*Questions on the material*
- A) Copy out the passage of the centenarian hippocampus study summary between "Purpose of the" and "pathologies with cognition.", inclusive.
- B) Pick up the centenarian hippocampus study summary where it stops and write what comes next.

Purpose of the Study:

  • To investigate whether distinct hippocampal pTau distributions persist into extreme ages.
  • To examine the correlation between hippocampal Aβ- and pTau-distributions and cognitive function in centenarians.
  • To compare neuropathologic patterns in centenarians with ADNC versus PART.

Main Methods:

  • Quantified Aβ- and pTau-burdens in eight hippocampal and parahippocampal subregions in 112 centenarians, 11 AD, and 7 PART cases.
  • Compared CA2/CA1-pTau-ratios in centenarians meeting PART versus ADNC criteria.
  • Assessed cognitive performance using 13 neuropsychological tests and employed robust linear regression to associate pathologies with cognition.

Main Results:

  • CA2/CA1-pTau-ratios in centenarians with PART were comparable to those with ADNC, unlike in younger individuals.

*Supplied material*
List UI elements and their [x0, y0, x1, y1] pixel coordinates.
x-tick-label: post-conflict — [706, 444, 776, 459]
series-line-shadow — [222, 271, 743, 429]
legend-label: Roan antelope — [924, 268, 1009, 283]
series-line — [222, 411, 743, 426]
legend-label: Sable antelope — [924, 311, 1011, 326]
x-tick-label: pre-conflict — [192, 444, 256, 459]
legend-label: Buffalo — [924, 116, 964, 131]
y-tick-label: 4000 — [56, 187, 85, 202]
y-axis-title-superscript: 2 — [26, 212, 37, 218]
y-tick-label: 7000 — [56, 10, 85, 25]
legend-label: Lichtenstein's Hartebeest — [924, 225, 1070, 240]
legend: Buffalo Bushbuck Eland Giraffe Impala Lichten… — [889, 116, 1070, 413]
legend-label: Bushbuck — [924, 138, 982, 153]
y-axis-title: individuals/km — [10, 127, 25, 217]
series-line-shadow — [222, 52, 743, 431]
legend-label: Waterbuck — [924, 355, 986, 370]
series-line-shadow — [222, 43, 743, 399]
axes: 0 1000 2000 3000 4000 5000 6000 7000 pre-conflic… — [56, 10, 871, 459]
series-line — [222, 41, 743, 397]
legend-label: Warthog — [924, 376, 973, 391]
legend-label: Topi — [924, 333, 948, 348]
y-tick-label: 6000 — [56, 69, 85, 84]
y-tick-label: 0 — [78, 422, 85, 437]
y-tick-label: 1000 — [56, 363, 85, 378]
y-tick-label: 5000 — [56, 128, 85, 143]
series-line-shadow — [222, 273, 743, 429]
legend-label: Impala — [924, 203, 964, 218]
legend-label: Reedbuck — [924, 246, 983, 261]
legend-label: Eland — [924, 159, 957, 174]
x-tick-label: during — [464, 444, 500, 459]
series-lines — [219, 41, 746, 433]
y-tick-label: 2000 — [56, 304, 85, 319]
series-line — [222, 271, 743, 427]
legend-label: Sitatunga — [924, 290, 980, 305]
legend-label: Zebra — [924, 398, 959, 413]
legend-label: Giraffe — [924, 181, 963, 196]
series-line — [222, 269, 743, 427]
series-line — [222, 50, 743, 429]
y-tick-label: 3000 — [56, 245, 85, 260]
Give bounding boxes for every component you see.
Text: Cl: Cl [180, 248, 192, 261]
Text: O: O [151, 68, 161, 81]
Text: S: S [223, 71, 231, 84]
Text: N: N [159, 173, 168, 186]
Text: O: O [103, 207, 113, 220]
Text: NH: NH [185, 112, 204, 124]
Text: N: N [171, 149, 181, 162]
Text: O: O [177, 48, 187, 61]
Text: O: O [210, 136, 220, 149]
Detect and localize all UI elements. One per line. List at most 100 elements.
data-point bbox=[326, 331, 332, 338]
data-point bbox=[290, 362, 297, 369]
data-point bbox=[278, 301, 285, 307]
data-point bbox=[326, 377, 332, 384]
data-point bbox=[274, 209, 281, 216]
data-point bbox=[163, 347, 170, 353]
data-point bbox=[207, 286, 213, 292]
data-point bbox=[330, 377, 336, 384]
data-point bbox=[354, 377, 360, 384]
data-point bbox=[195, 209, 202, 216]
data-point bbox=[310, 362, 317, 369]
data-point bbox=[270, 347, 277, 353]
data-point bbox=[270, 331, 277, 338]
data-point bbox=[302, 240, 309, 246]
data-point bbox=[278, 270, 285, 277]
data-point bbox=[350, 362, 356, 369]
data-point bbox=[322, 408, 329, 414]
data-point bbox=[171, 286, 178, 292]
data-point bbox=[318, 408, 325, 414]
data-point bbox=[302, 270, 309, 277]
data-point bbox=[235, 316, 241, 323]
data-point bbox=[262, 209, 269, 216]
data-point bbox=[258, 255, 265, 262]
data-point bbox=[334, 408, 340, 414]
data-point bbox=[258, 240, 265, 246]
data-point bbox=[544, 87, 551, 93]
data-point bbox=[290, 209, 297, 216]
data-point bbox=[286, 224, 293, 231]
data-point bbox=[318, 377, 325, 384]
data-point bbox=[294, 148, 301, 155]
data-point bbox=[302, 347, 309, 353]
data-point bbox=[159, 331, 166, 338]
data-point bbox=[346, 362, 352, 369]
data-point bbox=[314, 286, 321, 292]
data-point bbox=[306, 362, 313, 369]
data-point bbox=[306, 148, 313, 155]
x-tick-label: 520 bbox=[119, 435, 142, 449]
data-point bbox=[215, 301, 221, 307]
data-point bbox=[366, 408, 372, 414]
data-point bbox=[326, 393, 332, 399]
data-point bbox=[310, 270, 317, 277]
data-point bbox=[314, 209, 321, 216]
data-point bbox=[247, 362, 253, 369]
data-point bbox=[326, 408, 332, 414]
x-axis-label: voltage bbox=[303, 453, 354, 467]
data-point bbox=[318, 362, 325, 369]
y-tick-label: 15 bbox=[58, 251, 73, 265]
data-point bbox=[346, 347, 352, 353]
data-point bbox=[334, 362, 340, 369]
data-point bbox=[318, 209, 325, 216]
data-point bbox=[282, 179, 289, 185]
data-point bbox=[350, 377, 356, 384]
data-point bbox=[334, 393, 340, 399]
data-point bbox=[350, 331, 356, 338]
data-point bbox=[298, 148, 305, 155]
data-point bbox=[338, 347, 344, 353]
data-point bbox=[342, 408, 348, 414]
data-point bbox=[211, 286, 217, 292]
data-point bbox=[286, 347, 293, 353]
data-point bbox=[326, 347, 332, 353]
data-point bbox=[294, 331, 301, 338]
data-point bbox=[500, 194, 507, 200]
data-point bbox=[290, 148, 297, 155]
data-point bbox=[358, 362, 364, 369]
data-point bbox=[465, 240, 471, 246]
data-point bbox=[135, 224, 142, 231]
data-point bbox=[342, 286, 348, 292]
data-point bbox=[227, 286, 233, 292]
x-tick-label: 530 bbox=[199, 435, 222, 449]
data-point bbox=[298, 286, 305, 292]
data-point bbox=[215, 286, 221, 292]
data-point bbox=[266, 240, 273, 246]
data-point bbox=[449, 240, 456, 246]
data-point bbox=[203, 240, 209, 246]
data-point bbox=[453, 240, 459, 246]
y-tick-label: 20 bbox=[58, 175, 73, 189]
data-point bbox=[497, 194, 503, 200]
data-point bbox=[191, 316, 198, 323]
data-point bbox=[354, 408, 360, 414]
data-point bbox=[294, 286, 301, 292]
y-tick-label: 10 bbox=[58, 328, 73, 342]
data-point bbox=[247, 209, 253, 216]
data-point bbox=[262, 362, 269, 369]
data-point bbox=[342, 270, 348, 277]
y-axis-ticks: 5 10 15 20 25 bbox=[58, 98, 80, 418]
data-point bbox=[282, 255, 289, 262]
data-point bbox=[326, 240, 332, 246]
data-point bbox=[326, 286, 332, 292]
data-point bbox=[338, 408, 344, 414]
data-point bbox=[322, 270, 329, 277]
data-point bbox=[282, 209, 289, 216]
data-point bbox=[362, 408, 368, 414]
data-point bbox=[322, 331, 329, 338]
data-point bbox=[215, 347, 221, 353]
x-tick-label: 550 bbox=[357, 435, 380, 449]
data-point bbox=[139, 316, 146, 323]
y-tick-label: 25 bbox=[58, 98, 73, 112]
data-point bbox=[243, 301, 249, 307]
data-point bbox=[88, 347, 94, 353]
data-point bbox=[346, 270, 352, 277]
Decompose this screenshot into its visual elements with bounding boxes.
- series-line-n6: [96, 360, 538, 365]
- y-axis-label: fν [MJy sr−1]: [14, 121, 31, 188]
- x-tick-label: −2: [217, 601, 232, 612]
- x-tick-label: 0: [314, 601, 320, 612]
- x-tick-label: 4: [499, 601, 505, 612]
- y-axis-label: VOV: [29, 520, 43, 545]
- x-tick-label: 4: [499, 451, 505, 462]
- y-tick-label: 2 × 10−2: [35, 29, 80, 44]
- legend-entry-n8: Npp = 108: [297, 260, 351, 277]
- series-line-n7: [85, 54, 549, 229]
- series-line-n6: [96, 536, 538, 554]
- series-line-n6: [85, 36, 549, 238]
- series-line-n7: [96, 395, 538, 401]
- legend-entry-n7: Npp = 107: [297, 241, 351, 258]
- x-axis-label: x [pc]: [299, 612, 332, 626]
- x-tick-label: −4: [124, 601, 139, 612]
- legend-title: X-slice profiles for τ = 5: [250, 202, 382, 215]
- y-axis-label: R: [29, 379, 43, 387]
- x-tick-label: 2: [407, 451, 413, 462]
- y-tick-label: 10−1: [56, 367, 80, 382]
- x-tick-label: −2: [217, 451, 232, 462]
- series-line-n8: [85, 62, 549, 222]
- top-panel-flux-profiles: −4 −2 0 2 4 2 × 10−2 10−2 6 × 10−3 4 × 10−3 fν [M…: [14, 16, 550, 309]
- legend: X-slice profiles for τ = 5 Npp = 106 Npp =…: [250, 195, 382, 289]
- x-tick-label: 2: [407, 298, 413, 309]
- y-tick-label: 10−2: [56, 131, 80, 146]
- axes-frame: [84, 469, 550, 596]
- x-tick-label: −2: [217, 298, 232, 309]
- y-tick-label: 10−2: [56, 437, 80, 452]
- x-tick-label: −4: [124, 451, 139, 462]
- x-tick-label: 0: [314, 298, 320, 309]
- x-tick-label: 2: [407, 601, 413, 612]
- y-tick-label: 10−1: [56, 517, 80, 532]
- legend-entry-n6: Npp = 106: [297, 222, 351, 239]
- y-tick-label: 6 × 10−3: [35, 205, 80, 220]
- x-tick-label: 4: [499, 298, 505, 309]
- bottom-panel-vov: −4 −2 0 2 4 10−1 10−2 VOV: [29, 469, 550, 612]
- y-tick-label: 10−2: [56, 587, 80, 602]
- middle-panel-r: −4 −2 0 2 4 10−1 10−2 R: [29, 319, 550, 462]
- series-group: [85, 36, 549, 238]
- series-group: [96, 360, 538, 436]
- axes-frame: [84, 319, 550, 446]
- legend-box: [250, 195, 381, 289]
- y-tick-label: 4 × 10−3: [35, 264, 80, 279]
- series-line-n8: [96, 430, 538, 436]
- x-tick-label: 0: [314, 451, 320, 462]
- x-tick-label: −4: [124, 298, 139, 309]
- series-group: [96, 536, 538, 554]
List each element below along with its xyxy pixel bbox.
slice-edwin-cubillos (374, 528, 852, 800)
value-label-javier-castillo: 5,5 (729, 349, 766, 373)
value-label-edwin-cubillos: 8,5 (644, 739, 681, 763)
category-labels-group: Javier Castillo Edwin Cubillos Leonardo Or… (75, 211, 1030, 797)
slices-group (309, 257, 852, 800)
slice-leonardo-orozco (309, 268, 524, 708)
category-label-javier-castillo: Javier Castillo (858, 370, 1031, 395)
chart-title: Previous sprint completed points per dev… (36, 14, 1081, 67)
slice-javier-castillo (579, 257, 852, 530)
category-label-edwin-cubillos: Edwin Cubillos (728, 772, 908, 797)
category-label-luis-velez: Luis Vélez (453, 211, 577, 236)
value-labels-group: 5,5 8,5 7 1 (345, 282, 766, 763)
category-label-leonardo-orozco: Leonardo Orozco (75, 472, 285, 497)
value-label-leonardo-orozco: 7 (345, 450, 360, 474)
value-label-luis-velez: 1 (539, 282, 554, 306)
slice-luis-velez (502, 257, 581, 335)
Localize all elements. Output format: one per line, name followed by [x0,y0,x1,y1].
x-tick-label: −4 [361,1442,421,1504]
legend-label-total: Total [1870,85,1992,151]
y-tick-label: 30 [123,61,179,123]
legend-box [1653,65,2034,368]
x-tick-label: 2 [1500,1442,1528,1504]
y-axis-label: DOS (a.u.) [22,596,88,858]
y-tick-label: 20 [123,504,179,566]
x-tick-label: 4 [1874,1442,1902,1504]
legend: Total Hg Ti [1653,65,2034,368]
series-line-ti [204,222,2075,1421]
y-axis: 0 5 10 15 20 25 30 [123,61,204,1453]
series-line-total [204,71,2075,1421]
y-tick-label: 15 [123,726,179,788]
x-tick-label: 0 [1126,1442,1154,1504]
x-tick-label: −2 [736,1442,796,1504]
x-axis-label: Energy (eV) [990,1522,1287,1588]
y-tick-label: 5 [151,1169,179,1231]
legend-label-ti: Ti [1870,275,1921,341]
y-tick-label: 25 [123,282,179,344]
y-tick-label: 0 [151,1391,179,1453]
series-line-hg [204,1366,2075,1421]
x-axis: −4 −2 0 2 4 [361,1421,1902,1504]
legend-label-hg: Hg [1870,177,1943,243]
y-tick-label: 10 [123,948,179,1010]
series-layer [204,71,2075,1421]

*Per-task answers*
- A)
Purpose of the Study:

  • To investigate whether distinct hippocampal pTau distributions persist into extreme ages.
  • To examine the correlation between hippocampal Aβ- and pTau-distributions and cognitive function in centenarians.
  • To compare neuropathologic patterns in centenarians with ADNC versus PART.

Main Methods:

  • Quantified Aβ- and pTau-burdens in eight hippocampal and parahippocampal subregions in 112 centenarians, 11 AD, and 7 PART cases.
  • Compared CA2/CA1-pTau-ratios in centenarians meeting PART versus ADNC criteria.
  • Assessed cognitive performance using 13 neuropsychological tests and employed robust linear regression to associate pathologies with cognition.

- B)
  • In centenarians, CA2/CA1-pTau-ratio was unrelated to Aβ-burden, Thal phase, or Braak stage.
  • Higher hippocampal Aβ-burden and parahippocampal pTau-burden were associated with lower cognitive performance.

Conclusions:

  • In the oldest-old, PART and ADNC are less distinguishable by traditional determinants.
  • Centenarians with ADNC may exhibit Aβ accumulation with PART-like pTau patterns, while PART cases may not always show PART-like pTau patterns.
  • Hippocampal Aβ-burden and parahippocampal pTau-burden are linked to cognitive decline, indicating subregional vulnerability.